Work to complete —
Spot each line that carries the word "Financial"; copy those lines.

Dataset records on visual material
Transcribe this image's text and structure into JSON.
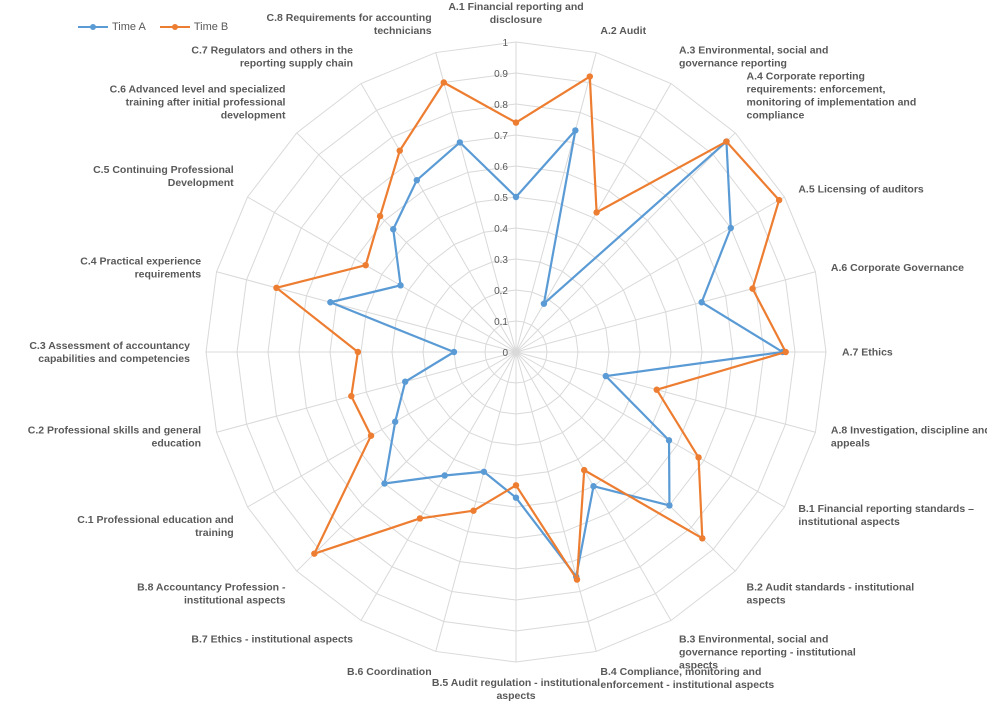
{
  "chart_data": {
    "type": "radar",
    "categories": [
      "A.1 Financial reporting and disclosure",
      "A.2 Audit",
      "A.3 Environmental, social and governance reporting",
      "A.4 Corporate reporting requirements: enforcement, monitoring of implementation and compliance",
      "A.5 Licensing of auditors",
      "A.6 Corporate Governance",
      "A.7 Ethics",
      "A.8 Investigation, discipline and appeals",
      "B.1 Financial reporting standards – institutional aspects",
      "B.2 Audit standards - institutional aspects",
      "B.3 Environmental, social  and governance reporting - institutional aspects",
      "B.4 Compliance, monitoring and enforcement - institutional aspects",
      "B.5 Audit regulation - institutional aspects",
      "B.6 Coordination",
      "B.7 Ethics - institutional aspects",
      "B.8 Accountancy Profession - institutional aspects",
      "C.1 Professional education and training",
      "C.2 Professional skills and general education",
      "C.3 Assessment of accountancy capabilities and competencies",
      "C.4 Practical experience requirements",
      "C.5 Continuing Professional Development",
      "C.6 Advanced level and specialized training after initial professional development",
      "C.7 Regulators and others in the reporting supply chain",
      "C.8 Requirements for accounting technicians"
    ],
    "series": [
      {
        "name": "Time A",
        "color": "#5B9BD5",
        "values": [
          0.5,
          0.74,
          0.18,
          0.96,
          0.8,
          0.62,
          0.86,
          0.3,
          0.57,
          0.7,
          0.5,
          0.75,
          0.47,
          0.4,
          0.46,
          0.6,
          0.45,
          0.37,
          0.2,
          0.62,
          0.43,
          0.56,
          0.64,
          0.7
        ]
      },
      {
        "name": "Time B",
        "color": "#ED7D31",
        "values": [
          0.74,
          0.92,
          0.52,
          0.96,
          0.98,
          0.79,
          0.87,
          0.47,
          0.68,
          0.85,
          0.44,
          0.76,
          0.43,
          0.53,
          0.62,
          0.92,
          0.54,
          0.55,
          0.51,
          0.8,
          0.56,
          0.62,
          0.75,
          0.9
        ]
      }
    ],
    "ylim": [
      0,
      1
    ],
    "ticks": [
      "0",
      "0.1",
      "0.2",
      "0.3",
      "0.4",
      "0.5",
      "0.6",
      "0.7",
      "0.8",
      "0.9",
      "1"
    ],
    "grid": true,
    "legend_position": "top-left"
  }
}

Complete answer —
      "A.1 Financial reporting and disclosure",
      "B.1 Financial reporting standards – institutional aspects",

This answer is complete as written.